-- Instruction --
Extract every record, keeping each one exactly as it is.

-- Exercise input --
↓

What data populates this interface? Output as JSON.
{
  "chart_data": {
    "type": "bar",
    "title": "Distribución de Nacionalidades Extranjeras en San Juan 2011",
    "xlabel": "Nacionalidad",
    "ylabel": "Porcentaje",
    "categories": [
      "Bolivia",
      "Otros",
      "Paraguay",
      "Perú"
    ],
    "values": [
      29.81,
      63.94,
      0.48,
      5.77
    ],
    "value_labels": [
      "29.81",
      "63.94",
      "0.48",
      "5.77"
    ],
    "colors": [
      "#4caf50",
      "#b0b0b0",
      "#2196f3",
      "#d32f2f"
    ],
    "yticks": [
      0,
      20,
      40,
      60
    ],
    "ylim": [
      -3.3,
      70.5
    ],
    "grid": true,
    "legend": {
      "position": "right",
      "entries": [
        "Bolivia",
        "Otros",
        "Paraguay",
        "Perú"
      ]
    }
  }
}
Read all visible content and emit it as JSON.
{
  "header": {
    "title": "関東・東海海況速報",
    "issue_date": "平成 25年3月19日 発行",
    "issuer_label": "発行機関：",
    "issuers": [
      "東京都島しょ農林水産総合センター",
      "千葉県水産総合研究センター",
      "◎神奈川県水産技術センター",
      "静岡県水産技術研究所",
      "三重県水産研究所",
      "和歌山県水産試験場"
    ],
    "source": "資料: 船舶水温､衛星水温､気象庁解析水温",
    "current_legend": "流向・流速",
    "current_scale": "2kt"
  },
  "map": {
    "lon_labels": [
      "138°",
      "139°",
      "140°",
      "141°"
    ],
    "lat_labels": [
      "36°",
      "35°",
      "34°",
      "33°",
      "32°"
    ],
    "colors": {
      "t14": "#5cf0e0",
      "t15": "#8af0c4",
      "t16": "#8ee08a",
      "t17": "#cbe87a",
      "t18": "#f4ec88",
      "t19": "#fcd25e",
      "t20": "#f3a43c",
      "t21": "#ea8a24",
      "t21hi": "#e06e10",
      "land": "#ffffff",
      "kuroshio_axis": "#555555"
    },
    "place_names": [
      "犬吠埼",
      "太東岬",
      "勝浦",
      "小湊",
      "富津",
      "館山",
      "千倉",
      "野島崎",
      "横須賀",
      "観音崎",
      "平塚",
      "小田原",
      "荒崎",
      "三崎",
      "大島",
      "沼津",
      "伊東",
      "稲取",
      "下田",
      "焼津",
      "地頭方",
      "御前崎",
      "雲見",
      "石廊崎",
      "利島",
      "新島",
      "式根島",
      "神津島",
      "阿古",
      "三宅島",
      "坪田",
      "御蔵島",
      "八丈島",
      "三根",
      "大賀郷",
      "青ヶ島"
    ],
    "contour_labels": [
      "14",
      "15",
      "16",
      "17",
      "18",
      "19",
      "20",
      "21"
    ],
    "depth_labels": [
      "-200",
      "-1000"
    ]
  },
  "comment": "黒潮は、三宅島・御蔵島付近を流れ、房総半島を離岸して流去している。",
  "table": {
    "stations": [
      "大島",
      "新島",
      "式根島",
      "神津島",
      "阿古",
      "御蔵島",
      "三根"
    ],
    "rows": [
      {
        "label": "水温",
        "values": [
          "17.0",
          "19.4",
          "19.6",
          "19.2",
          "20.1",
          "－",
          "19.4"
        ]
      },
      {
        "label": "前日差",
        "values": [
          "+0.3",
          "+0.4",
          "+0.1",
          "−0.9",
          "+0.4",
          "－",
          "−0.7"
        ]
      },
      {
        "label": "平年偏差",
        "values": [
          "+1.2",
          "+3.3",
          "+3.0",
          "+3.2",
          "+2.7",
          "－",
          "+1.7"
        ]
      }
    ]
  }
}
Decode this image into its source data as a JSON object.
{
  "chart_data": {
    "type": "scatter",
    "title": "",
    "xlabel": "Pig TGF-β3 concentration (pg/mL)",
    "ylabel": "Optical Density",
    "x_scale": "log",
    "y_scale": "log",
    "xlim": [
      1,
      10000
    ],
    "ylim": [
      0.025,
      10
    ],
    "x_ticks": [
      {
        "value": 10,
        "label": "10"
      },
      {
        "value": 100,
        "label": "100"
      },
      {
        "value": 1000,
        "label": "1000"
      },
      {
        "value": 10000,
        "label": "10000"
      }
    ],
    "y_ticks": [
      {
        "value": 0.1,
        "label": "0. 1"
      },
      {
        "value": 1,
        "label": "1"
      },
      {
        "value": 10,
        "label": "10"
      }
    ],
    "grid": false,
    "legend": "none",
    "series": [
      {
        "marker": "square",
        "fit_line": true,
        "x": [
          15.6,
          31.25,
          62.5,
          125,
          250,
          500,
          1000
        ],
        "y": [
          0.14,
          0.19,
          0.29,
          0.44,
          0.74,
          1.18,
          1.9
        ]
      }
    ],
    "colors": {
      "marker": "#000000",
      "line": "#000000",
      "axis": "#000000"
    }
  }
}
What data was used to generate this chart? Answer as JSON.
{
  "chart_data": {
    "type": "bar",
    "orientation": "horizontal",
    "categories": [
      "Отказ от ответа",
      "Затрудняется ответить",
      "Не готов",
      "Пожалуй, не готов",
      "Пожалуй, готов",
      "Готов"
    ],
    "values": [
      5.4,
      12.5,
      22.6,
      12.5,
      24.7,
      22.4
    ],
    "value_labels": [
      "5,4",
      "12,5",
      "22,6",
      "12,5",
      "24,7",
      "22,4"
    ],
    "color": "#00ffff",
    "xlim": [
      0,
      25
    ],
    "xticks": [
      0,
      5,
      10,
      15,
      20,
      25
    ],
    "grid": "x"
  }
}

↑

-- Result for this exercise --
What data populates this interface? Output as JSON.
{
  "chart_data": {
    "type": "bar",
    "title": "Distribución de Nacionalidades Extranjeras en San Juan 2011",
    "xlabel": "Nacionalidad",
    "ylabel": "Porcentaje",
    "categories": [
      "Bolivia",
      "Otros",
      "Paraguay",
      "Perú"
    ],
    "values": [
      29.81,
      63.94,
      0.48,
      5.77
    ],
    "value_labels": [
      "29.81",
      "63.94",
      "0.48",
      "5.77"
    ],
    "colors": [
      "#4caf50",
      "#b0b0b0",
      "#2196f3",
      "#d32f2f"
    ],
    "yticks": [
      0,
      20,
      40,
      60
    ],
    "ylim": [
      -3.3,
      70.5
    ],
    "grid": true,
    "legend": {
      "position": "right",
      "entries": [
        "Bolivia",
        "Otros",
        "Paraguay",
        "Perú"
      ]
    }
  }
}
Read all visible content and emit it as JSON.
{
  "header": {
    "title": "関東・東海海況速報",
    "issue_date": "平成 25年3月19日 発行",
    "issuer_label": "発行機関：",
    "issuers": [
      "東京都島しょ農林水産総合センター",
      "千葉県水産総合研究センター",
      "◎神奈川県水産技術センター",
      "静岡県水産技術研究所",
      "三重県水産研究所",
      "和歌山県水産試験場"
    ],
    "source": "資料: 船舶水温､衛星水温､気象庁解析水温",
    "current_legend": "流向・流速",
    "current_scale": "2kt"
  },
  "map": {
    "lon_labels": [
      "138°",
      "139°",
      "140°",
      "141°"
    ],
    "lat_labels": [
      "36°",
      "35°",
      "34°",
      "33°",
      "32°"
    ],
    "colors": {
      "t14": "#5cf0e0",
      "t15": "#8af0c4",
      "t16": "#8ee08a",
      "t17": "#cbe87a",
      "t18": "#f4ec88",
      "t19": "#fcd25e",
      "t20": "#f3a43c",
      "t21": "#ea8a24",
      "t21hi": "#e06e10",
      "land": "#ffffff",
      "kuroshio_axis": "#555555"
    },
    "place_names": [
      "犬吠埼",
      "太東岬",
      "勝浦",
      "小湊",
      "富津",
      "館山",
      "千倉",
      "野島崎",
      "横須賀",
      "観音崎",
      "平塚",
      "小田原",
      "荒崎",
      "三崎",
      "大島",
      "沼津",
      "伊東",
      "稲取",
      "下田",
      "焼津",
      "地頭方",
      "御前崎",
      "雲見",
      "石廊崎",
      "利島",
      "新島",
      "式根島",
      "神津島",
      "阿古",
      "三宅島",
      "坪田",
      "御蔵島",
      "八丈島",
      "三根",
      "大賀郷",
      "青ヶ島"
    ],
    "contour_labels": [
      "14",
      "15",
      "16",
      "17",
      "18",
      "19",
      "20",
      "21"
    ],
    "depth_labels": [
      "-200",
      "-1000"
    ]
  },
  "comment": "黒潮は、三宅島・御蔵島付近を流れ、房総半島を離岸して流去している。",
  "table": {
    "stations": [
      "大島",
      "新島",
      "式根島",
      "神津島",
      "阿古",
      "御蔵島",
      "三根"
    ],
    "rows": [
      {
        "label": "水温",
        "values": [
          "17.0",
          "19.4",
          "19.6",
          "19.2",
          "20.1",
          "－",
          "19.4"
        ]
      },
      {
        "label": "前日差",
        "values": [
          "+0.3",
          "+0.4",
          "+0.1",
          "−0.9",
          "+0.4",
          "－",
          "−0.7"
        ]
      },
      {
        "label": "平年偏差",
        "values": [
          "+1.2",
          "+3.3",
          "+3.0",
          "+3.2",
          "+2.7",
          "－",
          "+1.7"
        ]
      }
    ]
  }
}
Decode this image into its source data as a JSON object.
{
  "chart_data": {
    "type": "scatter",
    "title": "",
    "xlabel": "Pig TGF-β3 concentration (pg/mL)",
    "ylabel": "Optical Density",
    "x_scale": "log",
    "y_scale": "log",
    "xlim": [
      1,
      10000
    ],
    "ylim": [
      0.025,
      10
    ],
    "x_ticks": [
      {
        "value": 10,
        "label": "10"
      },
      {
        "value": 100,
        "label": "100"
      },
      {
        "value": 1000,
        "label": "1000"
      },
      {
        "value": 10000,
        "label": "10000"
      }
    ],
    "y_ticks": [
      {
        "value": 0.1,
        "label": "0. 1"
      },
      {
        "value": 1,
        "label": "1"
      },
      {
        "value": 10,
        "label": "10"
      }
    ],
    "grid": false,
    "legend": "none",
    "series": [
      {
        "marker": "square",
        "fit_line": true,
        "x": [
          15.6,
          31.25,
          62.5,
          125,
          250,
          500,
          1000
        ],
        "y": [
          0.14,
          0.19,
          0.29,
          0.44,
          0.74,
          1.18,
          1.9
        ]
      }
    ],
    "colors": {
      "marker": "#000000",
      "line": "#000000",
      "axis": "#000000"
    }
  }
}
What data was used to generate this chart? Answer as JSON.
{
  "chart_data": {
    "type": "bar",
    "orientation": "horizontal",
    "categories": [
      "Отказ от ответа",
      "Затрудняется ответить",
      "Не готов",
      "Пожалуй, не готов",
      "Пожалуй, готов",
      "Готов"
    ],
    "values": [
      5.4,
      12.5,
      22.6,
      12.5,
      24.7,
      22.4
    ],
    "value_labels": [
      "5,4",
      "12,5",
      "22,6",
      "12,5",
      "24,7",
      "22,4"
    ],
    "color": "#00ffff",
    "xlim": [
      0,
      25
    ],
    "xticks": [
      0,
      5,
      10,
      15,
      20,
      25
    ],
    "grid": "x"
  }
}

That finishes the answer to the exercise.